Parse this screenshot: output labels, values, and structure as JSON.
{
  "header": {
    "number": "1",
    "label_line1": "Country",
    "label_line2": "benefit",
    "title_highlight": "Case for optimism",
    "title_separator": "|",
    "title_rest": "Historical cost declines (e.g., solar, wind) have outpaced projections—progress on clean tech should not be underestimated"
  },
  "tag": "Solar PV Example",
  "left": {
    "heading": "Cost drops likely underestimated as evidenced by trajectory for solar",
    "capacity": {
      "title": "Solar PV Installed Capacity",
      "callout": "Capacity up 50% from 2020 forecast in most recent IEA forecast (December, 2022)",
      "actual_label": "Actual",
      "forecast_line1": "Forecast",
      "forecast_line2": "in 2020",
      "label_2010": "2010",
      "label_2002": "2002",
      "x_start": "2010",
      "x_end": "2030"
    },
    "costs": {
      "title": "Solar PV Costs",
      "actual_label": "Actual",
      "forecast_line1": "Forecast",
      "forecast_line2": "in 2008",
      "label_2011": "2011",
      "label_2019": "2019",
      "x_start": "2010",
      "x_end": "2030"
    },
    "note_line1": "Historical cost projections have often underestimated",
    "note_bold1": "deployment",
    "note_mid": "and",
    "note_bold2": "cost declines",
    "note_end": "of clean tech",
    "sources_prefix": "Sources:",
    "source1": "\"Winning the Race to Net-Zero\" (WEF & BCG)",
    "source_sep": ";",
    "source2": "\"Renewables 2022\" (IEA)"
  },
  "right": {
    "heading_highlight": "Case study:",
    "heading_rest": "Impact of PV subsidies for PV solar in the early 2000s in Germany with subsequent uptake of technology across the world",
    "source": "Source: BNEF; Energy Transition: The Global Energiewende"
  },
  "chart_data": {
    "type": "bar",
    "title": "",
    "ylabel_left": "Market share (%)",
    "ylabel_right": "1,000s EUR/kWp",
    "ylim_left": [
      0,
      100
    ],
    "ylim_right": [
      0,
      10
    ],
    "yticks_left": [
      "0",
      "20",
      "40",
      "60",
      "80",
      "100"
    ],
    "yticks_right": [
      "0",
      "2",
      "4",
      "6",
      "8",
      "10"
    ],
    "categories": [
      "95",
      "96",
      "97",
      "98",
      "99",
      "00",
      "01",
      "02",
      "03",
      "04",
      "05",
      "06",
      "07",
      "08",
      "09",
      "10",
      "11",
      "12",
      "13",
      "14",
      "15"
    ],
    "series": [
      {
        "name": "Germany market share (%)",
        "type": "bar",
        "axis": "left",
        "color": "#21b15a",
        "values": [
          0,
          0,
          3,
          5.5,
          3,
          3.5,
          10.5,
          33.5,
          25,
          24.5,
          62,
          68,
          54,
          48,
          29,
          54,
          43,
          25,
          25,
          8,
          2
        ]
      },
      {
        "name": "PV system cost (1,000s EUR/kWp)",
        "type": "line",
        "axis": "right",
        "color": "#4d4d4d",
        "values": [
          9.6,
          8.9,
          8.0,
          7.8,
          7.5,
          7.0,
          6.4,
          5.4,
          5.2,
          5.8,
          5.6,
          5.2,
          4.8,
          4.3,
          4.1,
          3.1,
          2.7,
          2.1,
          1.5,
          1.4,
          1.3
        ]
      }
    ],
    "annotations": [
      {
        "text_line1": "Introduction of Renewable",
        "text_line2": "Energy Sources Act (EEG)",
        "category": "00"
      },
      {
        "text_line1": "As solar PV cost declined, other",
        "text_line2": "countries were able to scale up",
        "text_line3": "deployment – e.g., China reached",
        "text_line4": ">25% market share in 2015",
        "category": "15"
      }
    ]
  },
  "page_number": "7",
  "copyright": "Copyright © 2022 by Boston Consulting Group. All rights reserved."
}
____________
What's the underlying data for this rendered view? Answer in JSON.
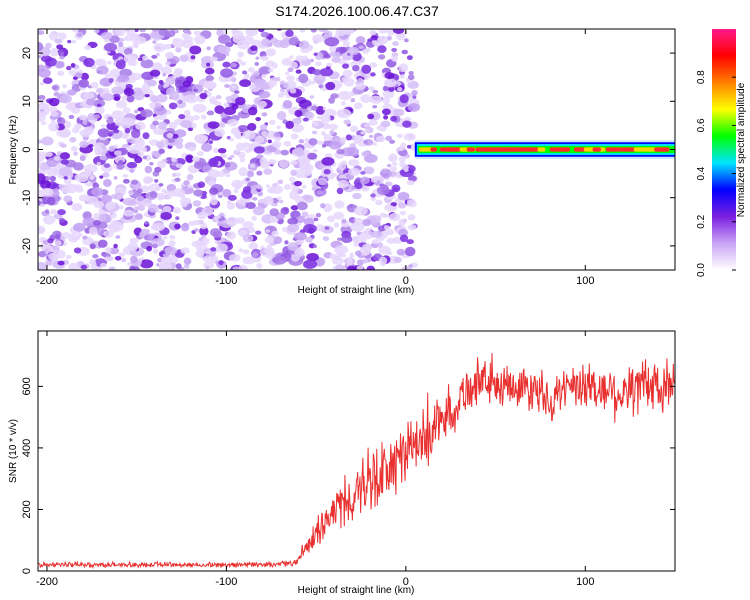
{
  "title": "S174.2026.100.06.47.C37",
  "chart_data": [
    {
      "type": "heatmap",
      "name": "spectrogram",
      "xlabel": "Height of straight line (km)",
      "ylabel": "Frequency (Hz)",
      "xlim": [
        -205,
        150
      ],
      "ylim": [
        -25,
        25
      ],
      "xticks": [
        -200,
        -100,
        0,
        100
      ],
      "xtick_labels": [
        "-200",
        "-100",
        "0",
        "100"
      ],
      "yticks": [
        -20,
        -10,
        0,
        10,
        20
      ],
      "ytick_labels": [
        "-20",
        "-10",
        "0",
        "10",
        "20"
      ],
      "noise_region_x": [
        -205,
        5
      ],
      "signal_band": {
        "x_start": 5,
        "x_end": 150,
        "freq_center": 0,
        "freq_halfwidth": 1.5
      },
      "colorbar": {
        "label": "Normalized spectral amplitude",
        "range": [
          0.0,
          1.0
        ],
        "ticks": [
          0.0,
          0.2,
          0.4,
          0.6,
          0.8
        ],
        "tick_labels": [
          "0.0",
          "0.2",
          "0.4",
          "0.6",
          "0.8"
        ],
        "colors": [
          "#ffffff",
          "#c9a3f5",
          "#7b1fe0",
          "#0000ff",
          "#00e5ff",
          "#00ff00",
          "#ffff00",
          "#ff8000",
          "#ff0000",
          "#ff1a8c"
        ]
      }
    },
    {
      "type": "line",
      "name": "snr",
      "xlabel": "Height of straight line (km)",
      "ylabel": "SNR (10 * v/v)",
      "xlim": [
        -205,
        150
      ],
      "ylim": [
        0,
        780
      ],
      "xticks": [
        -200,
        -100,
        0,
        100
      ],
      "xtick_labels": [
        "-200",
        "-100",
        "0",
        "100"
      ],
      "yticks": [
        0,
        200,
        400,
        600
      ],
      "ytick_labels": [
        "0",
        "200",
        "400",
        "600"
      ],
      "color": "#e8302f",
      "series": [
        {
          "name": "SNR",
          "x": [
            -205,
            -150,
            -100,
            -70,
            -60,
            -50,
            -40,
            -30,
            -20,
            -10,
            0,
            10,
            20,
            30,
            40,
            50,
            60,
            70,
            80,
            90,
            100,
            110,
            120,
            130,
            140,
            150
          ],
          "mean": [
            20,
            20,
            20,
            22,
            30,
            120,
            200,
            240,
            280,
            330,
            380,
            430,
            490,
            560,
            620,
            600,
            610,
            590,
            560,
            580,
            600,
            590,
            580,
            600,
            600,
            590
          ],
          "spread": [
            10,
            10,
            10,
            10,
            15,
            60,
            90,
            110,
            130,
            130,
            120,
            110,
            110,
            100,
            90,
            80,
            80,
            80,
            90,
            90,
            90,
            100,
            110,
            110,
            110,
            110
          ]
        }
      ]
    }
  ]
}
____________
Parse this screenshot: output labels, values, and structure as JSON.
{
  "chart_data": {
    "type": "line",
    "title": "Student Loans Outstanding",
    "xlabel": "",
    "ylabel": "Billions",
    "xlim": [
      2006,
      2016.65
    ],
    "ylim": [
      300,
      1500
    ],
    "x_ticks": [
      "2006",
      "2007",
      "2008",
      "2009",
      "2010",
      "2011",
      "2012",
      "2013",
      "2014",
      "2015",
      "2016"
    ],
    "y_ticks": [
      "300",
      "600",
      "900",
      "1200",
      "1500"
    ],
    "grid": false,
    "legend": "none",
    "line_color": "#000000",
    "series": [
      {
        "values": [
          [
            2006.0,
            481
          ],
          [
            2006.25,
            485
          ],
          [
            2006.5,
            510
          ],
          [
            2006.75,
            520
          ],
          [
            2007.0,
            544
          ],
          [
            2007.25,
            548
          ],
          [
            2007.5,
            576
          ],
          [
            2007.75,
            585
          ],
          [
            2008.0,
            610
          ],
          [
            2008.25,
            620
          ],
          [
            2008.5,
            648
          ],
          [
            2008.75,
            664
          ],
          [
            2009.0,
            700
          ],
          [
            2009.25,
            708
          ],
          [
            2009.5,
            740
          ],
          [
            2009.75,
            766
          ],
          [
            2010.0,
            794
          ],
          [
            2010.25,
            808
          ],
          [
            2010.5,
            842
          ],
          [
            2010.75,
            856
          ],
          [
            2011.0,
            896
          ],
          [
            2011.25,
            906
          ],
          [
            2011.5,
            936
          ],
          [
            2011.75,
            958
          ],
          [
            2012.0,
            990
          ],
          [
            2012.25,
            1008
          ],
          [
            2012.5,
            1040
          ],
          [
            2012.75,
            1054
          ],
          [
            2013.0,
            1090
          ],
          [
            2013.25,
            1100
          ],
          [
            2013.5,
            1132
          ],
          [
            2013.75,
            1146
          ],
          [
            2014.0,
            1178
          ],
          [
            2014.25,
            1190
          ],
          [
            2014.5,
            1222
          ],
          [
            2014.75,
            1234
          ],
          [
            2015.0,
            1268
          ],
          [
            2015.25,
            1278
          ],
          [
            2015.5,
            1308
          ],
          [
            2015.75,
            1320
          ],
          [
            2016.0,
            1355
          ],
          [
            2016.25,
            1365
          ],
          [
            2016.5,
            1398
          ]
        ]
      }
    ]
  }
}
____________
* _EXERCISE BRIEF_:
Within the material above, find the lines that contain the word "deployment"; copy them.

* _FULL RESPONSE_:
    "note_bold1": "deployment",
        "text_line3": "deployment – e.g., China reached",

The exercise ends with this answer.